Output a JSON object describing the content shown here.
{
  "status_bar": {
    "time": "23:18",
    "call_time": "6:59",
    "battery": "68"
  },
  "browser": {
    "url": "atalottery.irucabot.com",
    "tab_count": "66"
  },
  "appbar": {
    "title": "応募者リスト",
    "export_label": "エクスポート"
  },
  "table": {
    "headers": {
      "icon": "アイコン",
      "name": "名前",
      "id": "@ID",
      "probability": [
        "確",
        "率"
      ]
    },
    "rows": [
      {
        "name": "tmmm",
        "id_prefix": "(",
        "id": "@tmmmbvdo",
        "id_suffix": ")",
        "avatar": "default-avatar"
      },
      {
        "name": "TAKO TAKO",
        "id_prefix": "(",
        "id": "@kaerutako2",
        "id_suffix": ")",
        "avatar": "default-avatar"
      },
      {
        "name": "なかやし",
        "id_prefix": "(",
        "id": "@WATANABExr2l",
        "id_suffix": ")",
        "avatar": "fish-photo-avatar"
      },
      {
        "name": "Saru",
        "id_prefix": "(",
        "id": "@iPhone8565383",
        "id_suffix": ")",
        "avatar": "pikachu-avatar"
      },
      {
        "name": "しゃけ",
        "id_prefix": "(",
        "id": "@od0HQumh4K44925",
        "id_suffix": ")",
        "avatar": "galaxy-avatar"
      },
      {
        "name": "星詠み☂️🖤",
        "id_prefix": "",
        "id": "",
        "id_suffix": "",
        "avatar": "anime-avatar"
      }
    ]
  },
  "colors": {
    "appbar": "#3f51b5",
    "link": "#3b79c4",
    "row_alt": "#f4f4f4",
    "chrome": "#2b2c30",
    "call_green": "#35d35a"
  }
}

Set problem ->
Each line of the material above needs to be quoted exactly, please.

Answer ->
Output a JSON object describing the content shown here.
{
  "status_bar": {
    "time": "23:18",
    "call_time": "6:59",
    "battery": "68"
  },
  "browser": {
    "url": "atalottery.irucabot.com",
    "tab_count": "66"
  },
  "appbar": {
    "title": "応募者リスト",
    "export_label": "エクスポート"
  },
  "table": {
    "headers": {
      "icon": "アイコン",
      "name": "名前",
      "id": "@ID",
      "probability": [
        "確",
        "率"
      ]
    },
    "rows": [
      {
        "name": "tmmm",
        "id_prefix": "(",
        "id": "@tmmmbvdo",
        "id_suffix": ")",
        "avatar": "default-avatar"
      },
      {
        "name": "TAKO TAKO",
        "id_prefix": "(",
        "id": "@kaerutako2",
        "id_suffix": ")",
        "avatar": "default-avatar"
      },
      {
        "name": "なかやし",
        "id_prefix": "(",
        "id": "@WATANABExr2l",
        "id_suffix": ")",
        "avatar": "fish-photo-avatar"
      },
      {
        "name": "Saru",
        "id_prefix": "(",
        "id": "@iPhone8565383",
        "id_suffix": ")",
        "avatar": "pikachu-avatar"
      },
      {
        "name": "しゃけ",
        "id_prefix": "(",
        "id": "@od0HQumh4K44925",
        "id_suffix": ")",
        "avatar": "galaxy-avatar"
      },
      {
        "name": "星詠み☂️🖤",
        "id_prefix": "",
        "id": "",
        "id_suffix": "",
        "avatar": "anime-avatar"
      }
    ]
  },
  "colors": {
    "appbar": "#3f51b5",
    "link": "#3b79c4",
    "row_alt": "#f4f4f4",
    "chrome": "#2b2c30",
    "call_green": "#35d35a"
  }
}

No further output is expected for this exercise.